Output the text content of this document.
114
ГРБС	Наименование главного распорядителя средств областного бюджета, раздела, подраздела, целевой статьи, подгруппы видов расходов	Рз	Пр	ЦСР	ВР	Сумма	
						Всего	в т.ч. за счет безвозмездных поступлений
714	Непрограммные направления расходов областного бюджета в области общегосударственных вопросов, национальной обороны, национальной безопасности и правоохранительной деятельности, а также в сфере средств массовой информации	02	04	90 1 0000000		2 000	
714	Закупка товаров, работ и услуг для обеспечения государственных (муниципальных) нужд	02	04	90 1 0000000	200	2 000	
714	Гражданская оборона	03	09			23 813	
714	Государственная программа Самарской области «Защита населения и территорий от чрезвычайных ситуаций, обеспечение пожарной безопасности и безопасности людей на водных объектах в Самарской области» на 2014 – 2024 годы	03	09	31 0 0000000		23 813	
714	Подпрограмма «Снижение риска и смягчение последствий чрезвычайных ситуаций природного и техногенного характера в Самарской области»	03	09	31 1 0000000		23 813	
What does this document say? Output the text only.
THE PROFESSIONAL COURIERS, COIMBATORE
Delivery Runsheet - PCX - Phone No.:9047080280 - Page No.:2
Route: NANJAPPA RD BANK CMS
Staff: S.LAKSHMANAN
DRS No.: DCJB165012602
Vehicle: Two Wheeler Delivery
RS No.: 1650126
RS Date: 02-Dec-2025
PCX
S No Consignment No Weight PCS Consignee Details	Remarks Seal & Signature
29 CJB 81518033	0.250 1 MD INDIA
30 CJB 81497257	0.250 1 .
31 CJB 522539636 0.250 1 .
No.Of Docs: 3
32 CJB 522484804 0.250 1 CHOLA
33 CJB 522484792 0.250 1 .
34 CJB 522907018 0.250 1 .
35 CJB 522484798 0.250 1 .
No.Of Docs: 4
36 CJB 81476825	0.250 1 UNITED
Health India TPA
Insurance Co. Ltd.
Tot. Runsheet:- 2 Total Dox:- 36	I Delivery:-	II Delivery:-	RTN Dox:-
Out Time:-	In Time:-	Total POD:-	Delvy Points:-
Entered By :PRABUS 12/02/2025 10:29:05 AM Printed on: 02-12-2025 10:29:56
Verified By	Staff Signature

· · · · · · ·

**Instruction**:
Identify and copy lines that hold the string "безопасности".

**Response below**:
714	Непрограммные направления расходов областного бюджета в области общегосударственных вопросов, национальной обороны, национальной безопасности и правоохранительной деятельности, а также в сфере средств массовой информации	02	04	90 1 0000000		2 000	
714	Государственная программа Самарской области «Защита населения и территорий от чрезвычайных ситуаций, обеспечение пожарной безопасности и безопасности людей на водных объектах в Самарской области» на 2014 – 2024 годы	03	09	31 0 0000000		23 813	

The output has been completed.